:: What is needed ::
Repeat all of the material exactly as given.

:: Stored rows ::
....
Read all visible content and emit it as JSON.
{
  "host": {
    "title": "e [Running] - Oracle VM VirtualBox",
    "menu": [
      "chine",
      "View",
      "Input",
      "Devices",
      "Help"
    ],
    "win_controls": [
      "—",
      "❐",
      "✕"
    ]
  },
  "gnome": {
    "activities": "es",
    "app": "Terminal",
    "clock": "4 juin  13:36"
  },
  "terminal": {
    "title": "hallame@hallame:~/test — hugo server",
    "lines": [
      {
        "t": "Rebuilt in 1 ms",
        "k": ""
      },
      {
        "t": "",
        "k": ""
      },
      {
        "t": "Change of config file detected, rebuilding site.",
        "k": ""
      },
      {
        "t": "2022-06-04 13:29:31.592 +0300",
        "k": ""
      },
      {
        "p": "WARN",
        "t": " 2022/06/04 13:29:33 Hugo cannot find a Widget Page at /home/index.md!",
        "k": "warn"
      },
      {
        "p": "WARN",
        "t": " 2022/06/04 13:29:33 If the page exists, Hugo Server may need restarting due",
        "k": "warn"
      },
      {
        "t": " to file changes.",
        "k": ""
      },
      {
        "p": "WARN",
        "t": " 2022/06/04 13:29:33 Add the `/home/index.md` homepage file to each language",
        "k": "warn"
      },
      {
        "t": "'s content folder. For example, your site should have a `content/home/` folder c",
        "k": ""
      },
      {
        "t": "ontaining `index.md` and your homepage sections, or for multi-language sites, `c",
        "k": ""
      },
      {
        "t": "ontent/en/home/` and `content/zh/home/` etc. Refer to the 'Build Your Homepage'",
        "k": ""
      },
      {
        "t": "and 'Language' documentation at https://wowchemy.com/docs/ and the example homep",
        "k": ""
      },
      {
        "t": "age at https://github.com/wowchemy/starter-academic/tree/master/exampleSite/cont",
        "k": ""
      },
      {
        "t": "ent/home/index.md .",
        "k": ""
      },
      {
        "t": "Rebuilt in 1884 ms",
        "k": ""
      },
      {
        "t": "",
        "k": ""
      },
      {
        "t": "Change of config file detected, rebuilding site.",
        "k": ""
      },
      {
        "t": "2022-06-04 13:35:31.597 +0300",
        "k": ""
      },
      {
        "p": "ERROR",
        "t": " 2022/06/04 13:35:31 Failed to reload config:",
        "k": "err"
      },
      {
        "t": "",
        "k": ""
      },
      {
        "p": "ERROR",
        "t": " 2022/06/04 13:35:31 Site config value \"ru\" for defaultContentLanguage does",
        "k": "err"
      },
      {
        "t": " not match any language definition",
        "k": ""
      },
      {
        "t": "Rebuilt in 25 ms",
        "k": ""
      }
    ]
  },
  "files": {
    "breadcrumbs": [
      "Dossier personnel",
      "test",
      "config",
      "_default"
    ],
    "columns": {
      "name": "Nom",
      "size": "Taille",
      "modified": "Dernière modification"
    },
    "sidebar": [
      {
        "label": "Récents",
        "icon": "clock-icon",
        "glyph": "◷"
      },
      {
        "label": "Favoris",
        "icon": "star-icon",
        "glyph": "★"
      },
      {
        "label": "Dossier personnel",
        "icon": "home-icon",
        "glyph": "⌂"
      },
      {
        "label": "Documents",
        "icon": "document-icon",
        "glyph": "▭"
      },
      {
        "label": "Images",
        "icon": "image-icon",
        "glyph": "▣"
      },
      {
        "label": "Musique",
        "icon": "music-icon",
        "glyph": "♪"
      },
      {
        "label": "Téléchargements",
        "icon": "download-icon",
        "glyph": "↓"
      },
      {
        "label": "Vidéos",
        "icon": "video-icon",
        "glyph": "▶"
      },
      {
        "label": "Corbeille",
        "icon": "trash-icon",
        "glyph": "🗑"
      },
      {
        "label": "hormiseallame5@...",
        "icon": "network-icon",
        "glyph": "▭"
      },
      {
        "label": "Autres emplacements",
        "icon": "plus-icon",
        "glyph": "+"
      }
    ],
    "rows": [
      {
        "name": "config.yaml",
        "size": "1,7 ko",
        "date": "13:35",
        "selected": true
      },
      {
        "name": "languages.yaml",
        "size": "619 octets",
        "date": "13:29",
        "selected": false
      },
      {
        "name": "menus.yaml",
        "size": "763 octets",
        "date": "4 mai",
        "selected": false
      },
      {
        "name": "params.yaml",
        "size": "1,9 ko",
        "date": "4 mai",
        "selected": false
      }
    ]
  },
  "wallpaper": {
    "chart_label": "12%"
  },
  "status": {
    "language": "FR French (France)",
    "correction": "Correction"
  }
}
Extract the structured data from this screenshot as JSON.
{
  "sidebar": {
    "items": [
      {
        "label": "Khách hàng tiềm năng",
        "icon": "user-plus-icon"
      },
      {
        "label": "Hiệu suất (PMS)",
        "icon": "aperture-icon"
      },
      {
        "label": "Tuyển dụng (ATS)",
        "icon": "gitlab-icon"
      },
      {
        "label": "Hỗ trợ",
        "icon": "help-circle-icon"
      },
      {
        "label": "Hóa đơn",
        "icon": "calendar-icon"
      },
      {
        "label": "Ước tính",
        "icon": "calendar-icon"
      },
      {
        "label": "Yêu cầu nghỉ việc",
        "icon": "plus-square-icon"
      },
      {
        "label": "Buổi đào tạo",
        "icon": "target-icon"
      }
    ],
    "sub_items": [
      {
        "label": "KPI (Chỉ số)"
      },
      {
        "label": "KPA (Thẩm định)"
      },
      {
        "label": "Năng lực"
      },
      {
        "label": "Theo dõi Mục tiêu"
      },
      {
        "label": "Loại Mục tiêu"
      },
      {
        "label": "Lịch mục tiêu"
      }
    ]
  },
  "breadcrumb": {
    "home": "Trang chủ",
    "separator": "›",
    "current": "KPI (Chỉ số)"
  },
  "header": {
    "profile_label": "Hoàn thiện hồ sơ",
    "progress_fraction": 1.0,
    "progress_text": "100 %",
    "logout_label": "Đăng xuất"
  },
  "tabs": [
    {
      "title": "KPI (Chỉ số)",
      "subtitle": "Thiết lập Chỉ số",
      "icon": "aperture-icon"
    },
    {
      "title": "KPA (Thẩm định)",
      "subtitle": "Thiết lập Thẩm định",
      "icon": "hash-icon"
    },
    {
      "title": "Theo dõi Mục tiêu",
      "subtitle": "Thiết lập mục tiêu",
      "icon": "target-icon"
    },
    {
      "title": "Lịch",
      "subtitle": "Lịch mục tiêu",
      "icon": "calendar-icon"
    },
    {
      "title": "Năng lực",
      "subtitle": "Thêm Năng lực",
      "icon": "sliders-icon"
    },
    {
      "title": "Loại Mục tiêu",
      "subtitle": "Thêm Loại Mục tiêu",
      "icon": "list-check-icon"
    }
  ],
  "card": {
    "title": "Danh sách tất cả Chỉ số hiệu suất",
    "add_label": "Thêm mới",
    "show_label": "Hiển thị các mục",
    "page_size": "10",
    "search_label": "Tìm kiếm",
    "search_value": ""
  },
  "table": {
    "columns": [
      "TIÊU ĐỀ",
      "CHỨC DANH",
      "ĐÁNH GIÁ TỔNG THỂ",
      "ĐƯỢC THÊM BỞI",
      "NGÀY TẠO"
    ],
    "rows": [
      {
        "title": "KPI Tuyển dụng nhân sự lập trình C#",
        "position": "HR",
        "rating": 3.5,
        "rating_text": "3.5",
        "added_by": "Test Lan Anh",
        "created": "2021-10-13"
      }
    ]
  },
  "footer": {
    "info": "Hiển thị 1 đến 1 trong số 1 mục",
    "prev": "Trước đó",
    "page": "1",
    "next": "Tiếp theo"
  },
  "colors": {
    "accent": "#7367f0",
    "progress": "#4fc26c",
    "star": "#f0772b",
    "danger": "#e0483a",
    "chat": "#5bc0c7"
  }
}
....
:: Complete response ::
Read all visible content and emit it as JSON.
{
  "host": {
    "title": "e [Running] - Oracle VM VirtualBox",
    "menu": [
      "chine",
      "View",
      "Input",
      "Devices",
      "Help"
    ],
    "win_controls": [
      "—",
      "❐",
      "✕"
    ]
  },
  "gnome": {
    "activities": "es",
    "app": "Terminal",
    "clock": "4 juin  13:36"
  },
  "terminal": {
    "title": "hallame@hallame:~/test — hugo server",
    "lines": [
      {
        "t": "Rebuilt in 1 ms",
        "k": ""
      },
      {
        "t": "",
        "k": ""
      },
      {
        "t": "Change of config file detected, rebuilding site.",
        "k": ""
      },
      {
        "t": "2022-06-04 13:29:31.592 +0300",
        "k": ""
      },
      {
        "p": "WARN",
        "t": " 2022/06/04 13:29:33 Hugo cannot find a Widget Page at /home/index.md!",
        "k": "warn"
      },
      {
        "p": "WARN",
        "t": " 2022/06/04 13:29:33 If the page exists, Hugo Server may need restarting due",
        "k": "warn"
      },
      {
        "t": " to file changes.",
        "k": ""
      },
      {
        "p": "WARN",
        "t": " 2022/06/04 13:29:33 Add the `/home/index.md` homepage file to each language",
        "k": "warn"
      },
      {
        "t": "'s content folder. For example, your site should have a `content/home/` folder c",
        "k": ""
      },
      {
        "t": "ontaining `index.md` and your homepage sections, or for multi-language sites, `c",
        "k": ""
      },
      {
        "t": "ontent/en/home/` and `content/zh/home/` etc. Refer to the 'Build Your Homepage'",
        "k": ""
      },
      {
        "t": "and 'Language' documentation at https://wowchemy.com/docs/ and the example homep",
        "k": ""
      },
      {
        "t": "age at https://github.com/wowchemy/starter-academic/tree/master/exampleSite/cont",
        "k": ""
      },
      {
        "t": "ent/home/index.md .",
        "k": ""
      },
      {
        "t": "Rebuilt in 1884 ms",
        "k": ""
      },
      {
        "t": "",
        "k": ""
      },
      {
        "t": "Change of config file detected, rebuilding site.",
        "k": ""
      },
      {
        "t": "2022-06-04 13:35:31.597 +0300",
        "k": ""
      },
      {
        "p": "ERROR",
        "t": " 2022/06/04 13:35:31 Failed to reload config:",
        "k": "err"
      },
      {
        "t": "",
        "k": ""
      },
      {
        "p": "ERROR",
        "t": " 2022/06/04 13:35:31 Site config value \"ru\" for defaultContentLanguage does",
        "k": "err"
      },
      {
        "t": " not match any language definition",
        "k": ""
      },
      {
        "t": "Rebuilt in 25 ms",
        "k": ""
      }
    ]
  },
  "files": {
    "breadcrumbs": [
      "Dossier personnel",
      "test",
      "config",
      "_default"
    ],
    "columns": {
      "name": "Nom",
      "size": "Taille",
      "modified": "Dernière modification"
    },
    "sidebar": [
      {
        "label": "Récents",
        "icon": "clock-icon",
        "glyph": "◷"
      },
      {
        "label": "Favoris",
        "icon": "star-icon",
        "glyph": "★"
      },
      {
        "label": "Dossier personnel",
        "icon": "home-icon",
        "glyph": "⌂"
      },
      {
        "label": "Documents",
        "icon": "document-icon",
        "glyph": "▭"
      },
      {
        "label": "Images",
        "icon": "image-icon",
        "glyph": "▣"
      },
      {
        "label": "Musique",
        "icon": "music-icon",
        "glyph": "♪"
      },
      {
        "label": "Téléchargements",
        "icon": "download-icon",
        "glyph": "↓"
      },
      {
        "label": "Vidéos",
        "icon": "video-icon",
        "glyph": "▶"
      },
      {
        "label": "Corbeille",
        "icon": "trash-icon",
        "glyph": "🗑"
      },
      {
        "label": "hormiseallame5@...",
        "icon": "network-icon",
        "glyph": "▭"
      },
      {
        "label": "Autres emplacements",
        "icon": "plus-icon",
        "glyph": "+"
      }
    ],
    "rows": [
      {
        "name": "config.yaml",
        "size": "1,7 ko",
        "date": "13:35",
        "selected": true
      },
      {
        "name": "languages.yaml",
        "size": "619 octets",
        "date": "13:29",
        "selected": false
      },
      {
        "name": "menus.yaml",
        "size": "763 octets",
        "date": "4 mai",
        "selected": false
      },
      {
        "name": "params.yaml",
        "size": "1,9 ko",
        "date": "4 mai",
        "selected": false
      }
    ]
  },
  "wallpaper": {
    "chart_label": "12%"
  },
  "status": {
    "language": "FR French (France)",
    "correction": "Correction"
  }
}
Extract the structured data from this screenshot as JSON.
{
  "sidebar": {
    "items": [
      {
        "label": "Khách hàng tiềm năng",
        "icon": "user-plus-icon"
      },
      {
        "label": "Hiệu suất (PMS)",
        "icon": "aperture-icon"
      },
      {
        "label": "Tuyển dụng (ATS)",
        "icon": "gitlab-icon"
      },
      {
        "label": "Hỗ trợ",
        "icon": "help-circle-icon"
      },
      {
        "label": "Hóa đơn",
        "icon": "calendar-icon"
      },
      {
        "label": "Ước tính",
        "icon": "calendar-icon"
      },
      {
        "label": "Yêu cầu nghỉ việc",
        "icon": "plus-square-icon"
      },
      {
        "label": "Buổi đào tạo",
        "icon": "target-icon"
      }
    ],
    "sub_items": [
      {
        "label": "KPI (Chỉ số)"
      },
      {
        "label": "KPA (Thẩm định)"
      },
      {
        "label": "Năng lực"
      },
      {
        "label": "Theo dõi Mục tiêu"
      },
      {
        "label": "Loại Mục tiêu"
      },
      {
        "label": "Lịch mục tiêu"
      }
    ]
  },
  "breadcrumb": {
    "home": "Trang chủ",
    "separator": "›",
    "current": "KPI (Chỉ số)"
  },
  "header": {
    "profile_label": "Hoàn thiện hồ sơ",
    "progress_fraction": 1.0,
    "progress_text": "100 %",
    "logout_label": "Đăng xuất"
  },
  "tabs": [
    {
      "title": "KPI (Chỉ số)",
      "subtitle": "Thiết lập Chỉ số",
      "icon": "aperture-icon"
    },
    {
      "title": "KPA (Thẩm định)",
      "subtitle": "Thiết lập Thẩm định",
      "icon": "hash-icon"
    },
    {
      "title": "Theo dõi Mục tiêu",
      "subtitle": "Thiết lập mục tiêu",
      "icon": "target-icon"
    },
    {
      "title": "Lịch",
      "subtitle": "Lịch mục tiêu",
      "icon": "calendar-icon"
    },
    {
      "title": "Năng lực",
      "subtitle": "Thêm Năng lực",
      "icon": "sliders-icon"
    },
    {
      "title": "Loại Mục tiêu",
      "subtitle": "Thêm Loại Mục tiêu",
      "icon": "list-check-icon"
    }
  ],
  "card": {
    "title": "Danh sách tất cả Chỉ số hiệu suất",
    "add_label": "Thêm mới",
    "show_label": "Hiển thị các mục",
    "page_size": "10",
    "search_label": "Tìm kiếm",
    "search_value": ""
  },
  "table": {
    "columns": [
      "TIÊU ĐỀ",
      "CHỨC DANH",
      "ĐÁNH GIÁ TỔNG THỂ",
      "ĐƯỢC THÊM BỞI",
      "NGÀY TẠO"
    ],
    "rows": [
      {
        "title": "KPI Tuyển dụng nhân sự lập trình C#",
        "position": "HR",
        "rating": 3.5,
        "rating_text": "3.5",
        "added_by": "Test Lan Anh",
        "created": "2021-10-13"
      }
    ]
  },
  "footer": {
    "info": "Hiển thị 1 đến 1 trong số 1 mục",
    "prev": "Trước đó",
    "page": "1",
    "next": "Tiếp theo"
  },
  "colors": {
    "accent": "#7367f0",
    "progress": "#4fc26c",
    "star": "#f0772b",
    "danger": "#e0483a",
    "chat": "#5bc0c7"
  }
}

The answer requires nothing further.